■ DATA LISTING ■
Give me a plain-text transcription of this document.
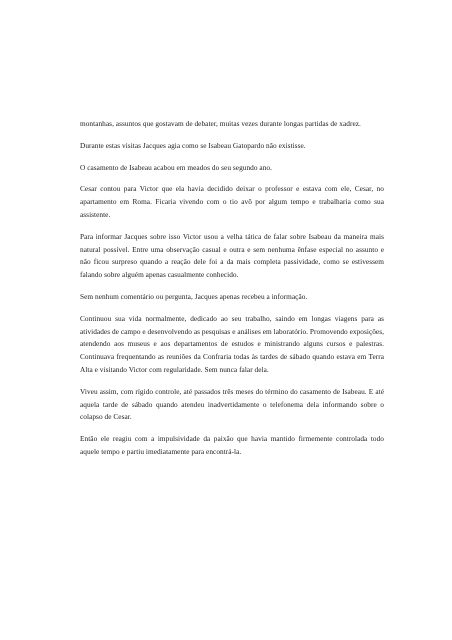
montanhas, assuntos que gostavam de debater, muitas vezes durante longas partidas de xadrez.

Durante estas visitas Jacques agia como se Isabeau Gatopardo não existisse.

O casamento de Isabeau acabou em meados do seu segundo ano.

Cesar contou para Victor que ela havia decidido deixar o professor e estava com ele, Cesar, no apartamento em Roma. Ficaria vivendo com o tio avô por algum tempo e trabalharia como sua assistente.

Para informar Jacques sobre isso Victor usou a velha tática de falar sobre Isabeau da maneira mais natural possível. Entre uma observação casual e outra e sem nenhuma ênfase especial no assunto e não ficou surpreso quando a reação dele foi a da mais completa passividade, como se estivessem falando sobre alguém apenas casualmente conhecido.

Sem nenhum comentário ou pergunta, Jacques apenas recebeu a informação.

Continuou sua vida normalmente, dedicado ao seu trabalho, saindo em longas viagens para as atividades de campo e desenvolvendo as pesquisas e análises em laboratório. Promovendo exposições, atendendo aos museus e aos departamentos de estudos e ministrando alguns cursos e palestras. Continuava frequentando as reuniões da Confraria todas às tardes de sábado quando estava em Terra Alta e visitando Victor com regularidade. Sem nunca falar dela.

Viveu assim, com rígido controle, até passados três meses do término do casamento de Isabeau. E até aquela tarde de sábado quando atendeu inadvertidamente o telefonema dela informando sobre o colapso de Cesar.

Então ele reagiu com a impulsividade da paixão que havia mantido firmemente controlada todo aquele tempo e partiu imediatamente para encontrá-la.
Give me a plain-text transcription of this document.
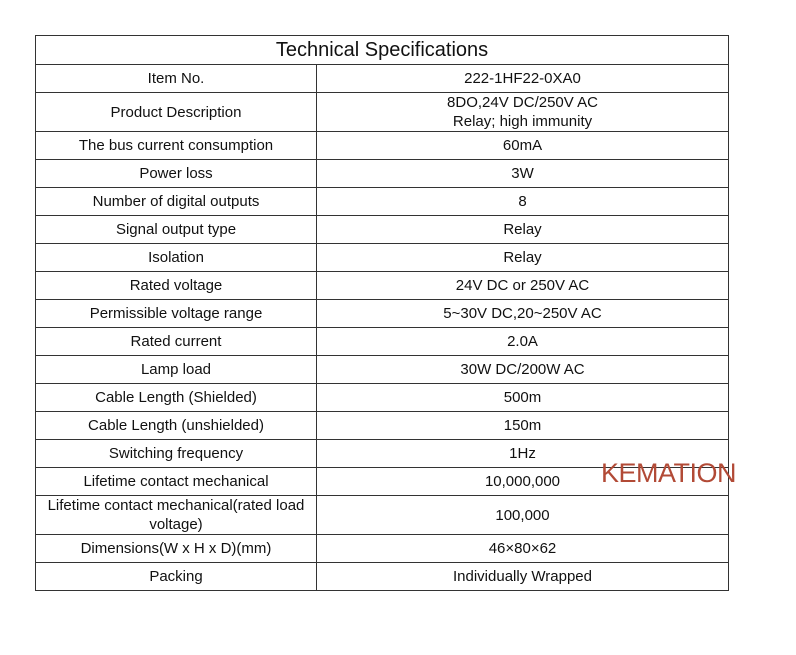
Technical Specifications	
Item No.	222-1HF22-0XA0
Product Description	8DO,24V DC/250V AC
Relay; high immunity
The bus current consumption	60mA
Power loss	3W
Number of digital outputs	8
Signal output type	Relay
Isolation	Relay
Rated voltage	24V DC or 250V AC
Permissible voltage range	5~30V DC,20~250V AC
Rated current	2.0A
Lamp load	30W DC/200W AC
Cable Length (Shielded)	500m
Cable Length (unshielded)	150m
Switching frequency	1Hz
Lifetime contact mechanical	10,000,000
Lifetime contact mechanical(rated load voltage)	100,000
Dimensions(W x H x D)(mm)	46×80×62
Packing	Individually Wrapped
KEMATION
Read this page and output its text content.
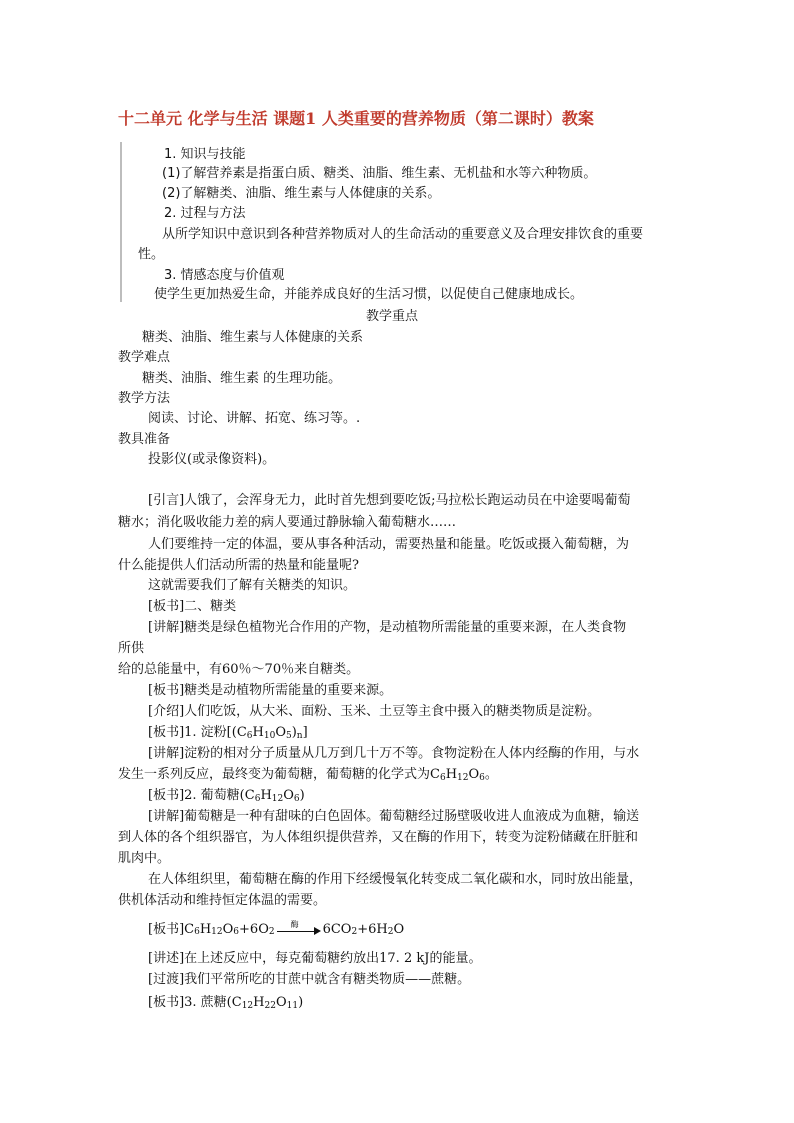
十二单元 化学与生活 课题1 人类重要的营养物质（第二课时）教案
1. 知识与技能
(1)了解营养素是指蛋白质、糖类、油脂、维生素、无机盐和水等六种物质。
(2)了解糖类、油脂、维生素与人体健康的关系。
2. 过程与方法
从所学知识中意识到各种营养物质对人的生命活动的重要意义及合理安排饮食的重要
性。
3. 情感态度与价值观
使学生更加热爱生命，并能养成良好的生活习惯，以促使自己健康地成长。
教学重点
糖类、油脂、维生素与人体健康的关系
教学难点
糖类、油脂、维生素 的生理功能。
教学方法
阅读、讨论、讲解、拓宽、练习等。.
教具准备
投影仪(或录像资料)。
[引言]人饿了，会浑身无力，此时首先想到要吃饭;马拉松长跑运动员在中途要喝葡萄
糖水；消化吸收能力差的病人要通过静脉输入葡萄糖水……
人们要维持一定的体温，要从事各种活动，需要热量和能量。吃饭或摄入葡萄糖，为
什么能提供人们活动所需的热量和能量呢?
这就需要我们了解有关糖类的知识。
[板书]二、糖类
[讲解]糖类是绿色植物光合作用的产物，是动植物所需能量的重要来源，在人类食物
所供
给的总能量中，有60％～70％来自糖类。
[板书]糖类是动植物所需能量的重要来源。
[介绍]人们吃饭，从大米、面粉、玉米、土豆等主食中摄入的糖类物质是淀粉。
[板书]1. 淀粉$[(C_6H_{10}O_5)_n]$
[讲解]淀粉的相对分子质量从几万到几十万不等。食物淀粉在人体内经酶的作用，与水
发生一系列反应，最终变为葡萄糖，葡萄糖的化学式为$C_6H_{12}O_6$。
[板书]2. 葡萄糖$(C_6H_{12}O_6)$
[讲解]葡萄糖是一种有甜味的白色固体。葡萄糖经过肠壁吸收进人血液成为血糖，输送
到人体的各个组织器官，为人体组织提供营养，又在酶的作用下，转变为淀粉储藏在肝脏和
肌肉中。
在人体组织里，葡萄糖在酶的作用下经缓慢氧化转变成二氧化碳和水，同时放出能量，
供机体活动和维持恒定体温的需要。
[板书]$C_6$ H 12 O 6 +6O 2
酶 6CO 2 +6H 2 O
[讲述]在上述反应中，每克葡萄糖约放出17. 2 kJ的能量。
[过渡]我们平常所吃的甘蔗中就含有糖类物质——蔗糖。
[板书]3. 蔗糖$(C_{12}H_{22}O_{11})$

■ WHAT YOU HAVE TO DO ■
Retype the whole listing, keeping every line identical and omitting all pictures.

■ WRITTEN RESPONSE ■
Give me a plain-text transcription of this document.
montanhas, assuntos que gostavam de debater, muitas vezes durante longas partidas de xadrez.

Durante estas visitas Jacques agia como se Isabeau Gatopardo não existisse.

O casamento de Isabeau acabou em meados do seu segundo ano.

Cesar contou para Victor que ela havia decidido deixar o professor e estava com ele, Cesar, no apartamento em Roma. Ficaria vivendo com o tio avô por algum tempo e trabalharia como sua assistente.

Para informar Jacques sobre isso Victor usou a velha tática de falar sobre Isabeau da maneira mais natural possível. Entre uma observação casual e outra e sem nenhuma ênfase especial no assunto e não ficou surpreso quando a reação dele foi a da mais completa passividade, como se estivessem falando sobre alguém apenas casualmente conhecido.

Sem nenhum comentário ou pergunta, Jacques apenas recebeu a informação.

Continuou sua vida normalmente, dedicado ao seu trabalho, saindo em longas viagens para as atividades de campo e desenvolvendo as pesquisas e análises em laboratório. Promovendo exposições, atendendo aos museus e aos departamentos de estudos e ministrando alguns cursos e palestras. Continuava frequentando as reuniões da Confraria todas às tardes de sábado quando estava em Terra Alta e visitando Victor com regularidade. Sem nunca falar dela.

Viveu assim, com rígido controle, até passados três meses do término do casamento de Isabeau. E até aquela tarde de sábado quando atendeu inadvertidamente o telefonema dela informando sobre o colapso de Cesar.

Então ele reagiu com a impulsividade da paixão que havia mantido firmemente controlada todo aquele tempo e partiu imediatamente para encontrá-la.
Give me a plain-text transcription of this document.
Technical Specifications	
Item No.	222-1HF22-0XA0
Product Description	8DO,24V DC/250V AC
Relay; high immunity
The bus current consumption	60mA
Power loss	3W
Number of digital outputs	8
Signal output type	Relay
Isolation	Relay
Rated voltage	24V DC or 250V AC
Permissible voltage range	5~30V DC,20~250V AC
Rated current	2.0A
Lamp load	30W DC/200W AC
Cable Length (Shielded)	500m
Cable Length (unshielded)	150m
Switching frequency	1Hz
Lifetime contact mechanical	10,000,000
Lifetime contact mechanical(rated load voltage)	100,000
Dimensions(W x H x D)(mm)	46×80×62
Packing	Individually Wrapped
KEMATION
Read this page and output its text content.
十二单元 化学与生活 课题1 人类重要的营养物质（第二课时）教案
1. 知识与技能
(1)了解营养素是指蛋白质、糖类、油脂、维生素、无机盐和水等六种物质。
(2)了解糖类、油脂、维生素与人体健康的关系。
2. 过程与方法
从所学知识中意识到各种营养物质对人的生命活动的重要意义及合理安排饮食的重要
性。
3. 情感态度与价值观
使学生更加热爱生命，并能养成良好的生活习惯，以促使自己健康地成长。
教学重点
糖类、油脂、维生素与人体健康的关系
教学难点
糖类、油脂、维生素 的生理功能。
教学方法
阅读、讨论、讲解、拓宽、练习等。.
教具准备
投影仪(或录像资料)。
[引言]人饿了，会浑身无力，此时首先想到要吃饭;马拉松长跑运动员在中途要喝葡萄
糖水；消化吸收能力差的病人要通过静脉输入葡萄糖水……
人们要维持一定的体温，要从事各种活动，需要热量和能量。吃饭或摄入葡萄糖，为
什么能提供人们活动所需的热量和能量呢?
这就需要我们了解有关糖类的知识。
[板书]二、糖类
[讲解]糖类是绿色植物光合作用的产物，是动植物所需能量的重要来源，在人类食物
所供
给的总能量中，有60％～70％来自糖类。
[板书]糖类是动植物所需能量的重要来源。
[介绍]人们吃饭，从大米、面粉、玉米、土豆等主食中摄入的糖类物质是淀粉。
[板书]1. 淀粉$[(C_6H_{10}O_5)_n]$
[讲解]淀粉的相对分子质量从几万到几十万不等。食物淀粉在人体内经酶的作用，与水
发生一系列反应，最终变为葡萄糖，葡萄糖的化学式为$C_6H_{12}O_6$。
[板书]2. 葡萄糖$(C_6H_{12}O_6)$
[讲解]葡萄糖是一种有甜味的白色固体。葡萄糖经过肠壁吸收进人血液成为血糖，输送
到人体的各个组织器官，为人体组织提供营养，又在酶的作用下，转变为淀粉储藏在肝脏和
肌肉中。
在人体组织里，葡萄糖在酶的作用下经缓慢氧化转变成二氧化碳和水，同时放出能量，
供机体活动和维持恒定体温的需要。
[板书]$C_6$ H 12 O 6 +6O 2
酶 6CO 2 +6H 2 O
[讲述]在上述反应中，每克葡萄糖约放出17. 2 kJ的能量。
[过渡]我们平常所吃的甘蔗中就含有糖类物质——蔗糖。
[板书]3. 蔗糖$(C_{12}H_{22}O_{11})$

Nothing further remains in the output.